### Problem statement:
Present every line in which the string "this" appears.

### Supplied records:
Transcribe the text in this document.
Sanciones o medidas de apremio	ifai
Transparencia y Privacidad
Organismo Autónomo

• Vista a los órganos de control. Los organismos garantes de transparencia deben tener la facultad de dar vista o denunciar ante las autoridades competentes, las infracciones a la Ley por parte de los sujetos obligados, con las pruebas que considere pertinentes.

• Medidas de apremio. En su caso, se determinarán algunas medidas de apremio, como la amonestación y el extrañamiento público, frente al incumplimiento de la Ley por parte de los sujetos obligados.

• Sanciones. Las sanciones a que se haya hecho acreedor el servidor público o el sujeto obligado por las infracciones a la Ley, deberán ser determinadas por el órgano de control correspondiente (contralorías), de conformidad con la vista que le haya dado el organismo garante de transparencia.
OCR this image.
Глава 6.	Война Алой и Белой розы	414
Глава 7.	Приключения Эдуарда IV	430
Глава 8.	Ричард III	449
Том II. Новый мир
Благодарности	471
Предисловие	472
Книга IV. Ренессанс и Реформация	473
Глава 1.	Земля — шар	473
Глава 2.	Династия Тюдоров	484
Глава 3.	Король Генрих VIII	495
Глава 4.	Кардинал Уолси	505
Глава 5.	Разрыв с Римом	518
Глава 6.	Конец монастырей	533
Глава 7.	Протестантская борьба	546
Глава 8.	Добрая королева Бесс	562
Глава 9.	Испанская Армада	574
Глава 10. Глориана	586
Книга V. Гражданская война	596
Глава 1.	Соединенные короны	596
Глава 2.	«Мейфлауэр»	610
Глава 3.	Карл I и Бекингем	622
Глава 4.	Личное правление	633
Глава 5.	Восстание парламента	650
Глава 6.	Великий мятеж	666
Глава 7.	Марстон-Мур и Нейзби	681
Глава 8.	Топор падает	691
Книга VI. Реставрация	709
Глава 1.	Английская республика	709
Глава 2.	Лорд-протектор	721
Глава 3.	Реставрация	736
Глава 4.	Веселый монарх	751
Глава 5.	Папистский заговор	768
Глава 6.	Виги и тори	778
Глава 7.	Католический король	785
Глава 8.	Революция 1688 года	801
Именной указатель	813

### Solved problem:
Transcribe the text in this document.
OCR this image.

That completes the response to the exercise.